» **EXERCISE DESCRIPTION**
Write the data out again exactly, dropping any images it holds.

______

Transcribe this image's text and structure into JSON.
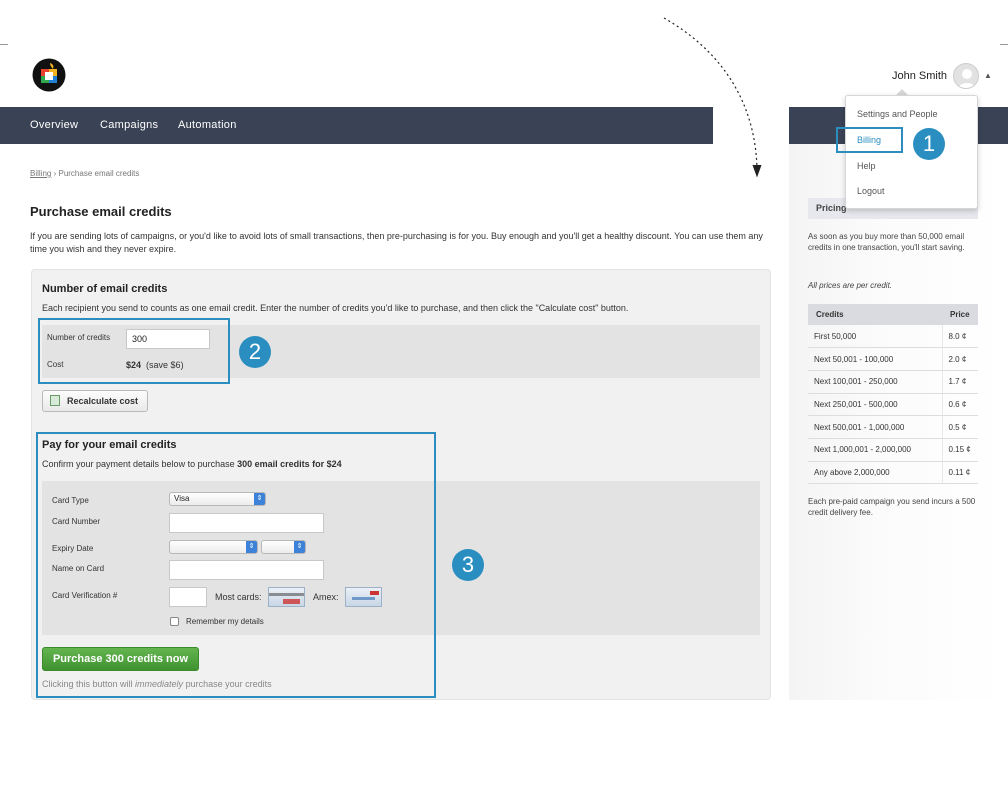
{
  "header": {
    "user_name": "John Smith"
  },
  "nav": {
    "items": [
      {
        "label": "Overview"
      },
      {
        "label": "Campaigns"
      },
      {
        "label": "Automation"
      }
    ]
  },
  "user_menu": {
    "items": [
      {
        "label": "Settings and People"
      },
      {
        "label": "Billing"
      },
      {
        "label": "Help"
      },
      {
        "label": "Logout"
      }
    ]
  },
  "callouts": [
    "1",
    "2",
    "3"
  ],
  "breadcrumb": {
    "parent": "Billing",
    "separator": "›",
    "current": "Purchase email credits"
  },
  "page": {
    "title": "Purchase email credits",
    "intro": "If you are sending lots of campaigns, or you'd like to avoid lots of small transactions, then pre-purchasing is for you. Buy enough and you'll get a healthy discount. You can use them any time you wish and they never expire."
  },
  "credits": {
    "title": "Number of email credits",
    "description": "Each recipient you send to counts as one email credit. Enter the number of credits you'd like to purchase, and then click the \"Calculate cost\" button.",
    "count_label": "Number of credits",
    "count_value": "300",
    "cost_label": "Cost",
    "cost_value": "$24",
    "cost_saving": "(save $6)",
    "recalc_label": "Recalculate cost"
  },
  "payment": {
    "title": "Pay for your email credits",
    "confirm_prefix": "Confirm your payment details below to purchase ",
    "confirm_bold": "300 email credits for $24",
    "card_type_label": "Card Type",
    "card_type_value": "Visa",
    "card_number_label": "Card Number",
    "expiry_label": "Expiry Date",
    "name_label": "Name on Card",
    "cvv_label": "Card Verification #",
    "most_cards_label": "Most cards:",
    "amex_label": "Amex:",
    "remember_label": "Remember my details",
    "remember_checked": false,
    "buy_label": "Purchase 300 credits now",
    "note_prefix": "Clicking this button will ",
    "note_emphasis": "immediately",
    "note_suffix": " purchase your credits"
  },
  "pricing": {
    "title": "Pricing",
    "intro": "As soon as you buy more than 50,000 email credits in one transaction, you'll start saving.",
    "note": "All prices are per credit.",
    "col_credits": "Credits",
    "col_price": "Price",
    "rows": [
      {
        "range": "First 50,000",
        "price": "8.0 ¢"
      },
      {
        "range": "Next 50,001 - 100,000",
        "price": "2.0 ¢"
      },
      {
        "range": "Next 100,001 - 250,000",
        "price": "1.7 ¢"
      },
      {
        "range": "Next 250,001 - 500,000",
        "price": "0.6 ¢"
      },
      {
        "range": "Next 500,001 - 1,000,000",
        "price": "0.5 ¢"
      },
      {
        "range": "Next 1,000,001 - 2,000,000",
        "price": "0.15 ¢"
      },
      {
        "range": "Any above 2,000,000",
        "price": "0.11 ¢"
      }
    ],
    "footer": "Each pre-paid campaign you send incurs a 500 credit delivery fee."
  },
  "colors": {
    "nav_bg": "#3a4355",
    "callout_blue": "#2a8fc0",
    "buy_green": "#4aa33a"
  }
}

______

» **FINISHED EXERCISE**
Transcribe this image's text and structure into JSON.
{
  "header": {
    "user_name": "John Smith"
  },
  "nav": {
    "items": [
      {
        "label": "Overview"
      },
      {
        "label": "Campaigns"
      },
      {
        "label": "Automation"
      }
    ]
  },
  "user_menu": {
    "items": [
      {
        "label": "Settings and People"
      },
      {
        "label": "Billing"
      },
      {
        "label": "Help"
      },
      {
        "label": "Logout"
      }
    ]
  },
  "callouts": [
    "1",
    "2",
    "3"
  ],
  "breadcrumb": {
    "parent": "Billing",
    "separator": "›",
    "current": "Purchase email credits"
  },
  "page": {
    "title": "Purchase email credits",
    "intro": "If you are sending lots of campaigns, or you'd like to avoid lots of small transactions, then pre-purchasing is for you. Buy enough and you'll get a healthy discount. You can use them any time you wish and they never expire."
  },
  "credits": {
    "title": "Number of email credits",
    "description": "Each recipient you send to counts as one email credit. Enter the number of credits you'd like to purchase, and then click the \"Calculate cost\" button.",
    "count_label": "Number of credits",
    "count_value": "300",
    "cost_label": "Cost",
    "cost_value": "$24",
    "cost_saving": "(save $6)",
    "recalc_label": "Recalculate cost"
  },
  "payment": {
    "title": "Pay for your email credits",
    "confirm_prefix": "Confirm your payment details below to purchase ",
    "confirm_bold": "300 email credits for $24",
    "card_type_label": "Card Type",
    "card_type_value": "Visa",
    "card_number_label": "Card Number",
    "expiry_label": "Expiry Date",
    "name_label": "Name on Card",
    "cvv_label": "Card Verification #",
    "most_cards_label": "Most cards:",
    "amex_label": "Amex:",
    "remember_label": "Remember my details",
    "remember_checked": false,
    "buy_label": "Purchase 300 credits now",
    "note_prefix": "Clicking this button will ",
    "note_emphasis": "immediately",
    "note_suffix": " purchase your credits"
  },
  "pricing": {
    "title": "Pricing",
    "intro": "As soon as you buy more than 50,000 email credits in one transaction, you'll start saving.",
    "note": "All prices are per credit.",
    "col_credits": "Credits",
    "col_price": "Price",
    "rows": [
      {
        "range": "First 50,000",
        "price": "8.0 ¢"
      },
      {
        "range": "Next 50,001 - 100,000",
        "price": "2.0 ¢"
      },
      {
        "range": "Next 100,001 - 250,000",
        "price": "1.7 ¢"
      },
      {
        "range": "Next 250,001 - 500,000",
        "price": "0.6 ¢"
      },
      {
        "range": "Next 500,001 - 1,000,000",
        "price": "0.5 ¢"
      },
      {
        "range": "Next 1,000,001 - 2,000,000",
        "price": "0.15 ¢"
      },
      {
        "range": "Any above 2,000,000",
        "price": "0.11 ¢"
      }
    ],
    "footer": "Each pre-paid campaign you send incurs a 500 credit delivery fee."
  },
  "colors": {
    "nav_bg": "#3a4355",
    "callout_blue": "#2a8fc0",
    "buy_green": "#4aa33a"
  }
}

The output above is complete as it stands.